Your instructions.
Count lines holding the word "Media". Only the number is wanted.

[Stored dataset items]
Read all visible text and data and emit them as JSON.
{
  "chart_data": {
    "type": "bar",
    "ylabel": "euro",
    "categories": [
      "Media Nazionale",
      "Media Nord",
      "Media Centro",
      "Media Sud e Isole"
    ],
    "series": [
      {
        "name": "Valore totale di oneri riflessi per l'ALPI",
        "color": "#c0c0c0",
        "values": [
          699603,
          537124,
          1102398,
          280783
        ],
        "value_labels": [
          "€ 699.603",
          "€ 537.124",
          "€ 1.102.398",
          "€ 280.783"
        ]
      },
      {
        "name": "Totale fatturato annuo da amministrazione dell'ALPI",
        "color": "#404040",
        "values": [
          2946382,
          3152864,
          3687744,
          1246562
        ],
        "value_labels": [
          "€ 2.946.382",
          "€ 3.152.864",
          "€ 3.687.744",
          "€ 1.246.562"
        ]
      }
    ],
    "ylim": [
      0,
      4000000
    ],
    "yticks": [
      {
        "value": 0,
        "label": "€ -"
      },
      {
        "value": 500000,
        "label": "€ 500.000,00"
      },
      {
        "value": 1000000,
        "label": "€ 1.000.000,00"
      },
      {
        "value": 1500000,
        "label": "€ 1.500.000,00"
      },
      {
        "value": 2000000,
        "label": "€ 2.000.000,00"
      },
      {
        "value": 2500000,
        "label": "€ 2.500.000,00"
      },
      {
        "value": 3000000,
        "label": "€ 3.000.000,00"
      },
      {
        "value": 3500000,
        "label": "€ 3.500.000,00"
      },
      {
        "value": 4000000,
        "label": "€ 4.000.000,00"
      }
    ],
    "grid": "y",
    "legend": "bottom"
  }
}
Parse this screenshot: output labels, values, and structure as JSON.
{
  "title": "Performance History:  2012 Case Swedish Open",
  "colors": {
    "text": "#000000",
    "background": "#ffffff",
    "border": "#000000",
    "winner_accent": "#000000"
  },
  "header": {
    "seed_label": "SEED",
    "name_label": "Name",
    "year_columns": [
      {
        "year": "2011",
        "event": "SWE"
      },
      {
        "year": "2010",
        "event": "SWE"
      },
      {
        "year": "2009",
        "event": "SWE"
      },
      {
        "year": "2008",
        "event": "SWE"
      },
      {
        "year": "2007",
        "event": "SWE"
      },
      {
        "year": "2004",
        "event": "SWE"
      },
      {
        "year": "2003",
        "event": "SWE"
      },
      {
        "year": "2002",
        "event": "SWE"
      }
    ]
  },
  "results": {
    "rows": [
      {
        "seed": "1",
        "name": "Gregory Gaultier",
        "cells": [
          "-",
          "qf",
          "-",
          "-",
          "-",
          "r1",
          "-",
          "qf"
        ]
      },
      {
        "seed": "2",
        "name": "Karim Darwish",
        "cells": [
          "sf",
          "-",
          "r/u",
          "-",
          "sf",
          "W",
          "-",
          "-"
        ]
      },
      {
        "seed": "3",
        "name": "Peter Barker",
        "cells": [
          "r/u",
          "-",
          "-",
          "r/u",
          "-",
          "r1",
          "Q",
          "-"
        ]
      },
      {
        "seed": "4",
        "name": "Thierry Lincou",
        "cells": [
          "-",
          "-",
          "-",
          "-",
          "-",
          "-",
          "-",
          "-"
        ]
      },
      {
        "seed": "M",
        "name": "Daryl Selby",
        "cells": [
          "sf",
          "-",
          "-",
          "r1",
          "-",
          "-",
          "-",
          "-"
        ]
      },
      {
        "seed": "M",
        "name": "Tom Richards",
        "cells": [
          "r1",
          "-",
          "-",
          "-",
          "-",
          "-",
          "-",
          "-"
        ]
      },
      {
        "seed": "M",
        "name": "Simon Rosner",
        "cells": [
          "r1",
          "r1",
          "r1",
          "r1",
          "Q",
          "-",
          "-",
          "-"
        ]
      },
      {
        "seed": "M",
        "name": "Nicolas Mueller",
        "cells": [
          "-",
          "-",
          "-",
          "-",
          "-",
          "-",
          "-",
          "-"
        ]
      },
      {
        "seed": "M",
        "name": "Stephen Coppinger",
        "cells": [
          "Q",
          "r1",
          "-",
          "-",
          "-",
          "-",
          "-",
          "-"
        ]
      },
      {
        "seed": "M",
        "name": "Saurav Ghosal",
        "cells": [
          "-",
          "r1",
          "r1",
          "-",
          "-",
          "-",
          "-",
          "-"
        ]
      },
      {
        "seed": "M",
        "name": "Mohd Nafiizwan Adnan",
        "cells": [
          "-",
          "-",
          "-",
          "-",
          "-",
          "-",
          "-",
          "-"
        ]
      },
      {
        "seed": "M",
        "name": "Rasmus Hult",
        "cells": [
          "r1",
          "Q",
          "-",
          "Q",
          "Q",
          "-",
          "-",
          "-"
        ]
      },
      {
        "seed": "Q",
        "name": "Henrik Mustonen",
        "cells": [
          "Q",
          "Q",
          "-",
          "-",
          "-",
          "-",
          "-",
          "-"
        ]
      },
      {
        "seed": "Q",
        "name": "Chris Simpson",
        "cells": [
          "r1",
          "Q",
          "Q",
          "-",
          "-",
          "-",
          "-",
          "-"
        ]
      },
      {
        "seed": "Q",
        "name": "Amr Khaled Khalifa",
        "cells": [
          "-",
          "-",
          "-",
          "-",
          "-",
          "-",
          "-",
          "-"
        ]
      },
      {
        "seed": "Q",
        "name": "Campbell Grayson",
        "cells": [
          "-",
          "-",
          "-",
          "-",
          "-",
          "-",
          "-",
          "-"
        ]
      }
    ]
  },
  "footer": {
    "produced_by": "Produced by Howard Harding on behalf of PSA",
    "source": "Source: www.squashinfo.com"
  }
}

Finished answer.
4